::: GIVEN RECORDS

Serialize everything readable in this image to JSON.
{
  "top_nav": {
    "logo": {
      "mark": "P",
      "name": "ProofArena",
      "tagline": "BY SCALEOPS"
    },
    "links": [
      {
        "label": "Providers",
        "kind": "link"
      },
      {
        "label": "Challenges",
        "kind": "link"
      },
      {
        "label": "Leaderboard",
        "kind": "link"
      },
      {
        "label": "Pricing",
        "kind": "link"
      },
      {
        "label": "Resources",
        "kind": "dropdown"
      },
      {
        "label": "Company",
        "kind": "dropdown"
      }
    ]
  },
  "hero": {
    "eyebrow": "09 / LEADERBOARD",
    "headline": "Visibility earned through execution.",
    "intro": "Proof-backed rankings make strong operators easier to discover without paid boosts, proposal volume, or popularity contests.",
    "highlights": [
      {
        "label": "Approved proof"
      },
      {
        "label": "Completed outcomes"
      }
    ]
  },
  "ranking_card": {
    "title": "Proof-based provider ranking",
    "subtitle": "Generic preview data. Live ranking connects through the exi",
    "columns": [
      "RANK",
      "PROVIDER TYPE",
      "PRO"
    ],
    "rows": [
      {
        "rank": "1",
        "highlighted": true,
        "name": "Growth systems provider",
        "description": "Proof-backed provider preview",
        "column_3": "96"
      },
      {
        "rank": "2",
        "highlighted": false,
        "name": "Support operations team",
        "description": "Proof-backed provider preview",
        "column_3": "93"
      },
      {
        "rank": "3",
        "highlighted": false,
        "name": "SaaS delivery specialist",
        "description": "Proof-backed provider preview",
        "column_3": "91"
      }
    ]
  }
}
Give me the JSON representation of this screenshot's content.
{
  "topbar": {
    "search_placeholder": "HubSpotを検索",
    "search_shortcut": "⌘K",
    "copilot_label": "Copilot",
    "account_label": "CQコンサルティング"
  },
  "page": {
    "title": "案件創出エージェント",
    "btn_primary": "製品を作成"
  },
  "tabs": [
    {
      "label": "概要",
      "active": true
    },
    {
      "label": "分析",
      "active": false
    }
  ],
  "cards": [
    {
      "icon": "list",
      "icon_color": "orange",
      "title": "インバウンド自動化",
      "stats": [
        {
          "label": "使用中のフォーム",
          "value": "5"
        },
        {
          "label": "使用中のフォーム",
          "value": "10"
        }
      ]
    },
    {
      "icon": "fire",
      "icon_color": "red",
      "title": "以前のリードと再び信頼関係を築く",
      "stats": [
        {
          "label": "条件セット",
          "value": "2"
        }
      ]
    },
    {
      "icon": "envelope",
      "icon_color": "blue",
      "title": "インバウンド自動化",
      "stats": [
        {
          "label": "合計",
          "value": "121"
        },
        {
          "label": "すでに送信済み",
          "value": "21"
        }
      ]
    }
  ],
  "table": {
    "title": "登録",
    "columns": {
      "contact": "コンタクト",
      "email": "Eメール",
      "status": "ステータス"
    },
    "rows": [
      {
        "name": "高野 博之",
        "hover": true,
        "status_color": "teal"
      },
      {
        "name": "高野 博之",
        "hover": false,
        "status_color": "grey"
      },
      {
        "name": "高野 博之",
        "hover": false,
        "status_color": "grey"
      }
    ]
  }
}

::::::

> STATED EXERCISE: Copy out all lines above that include the string "true".

> RESULT OF THIS TASK:
        "highlighted": true,
      "active": true
        "hover": true,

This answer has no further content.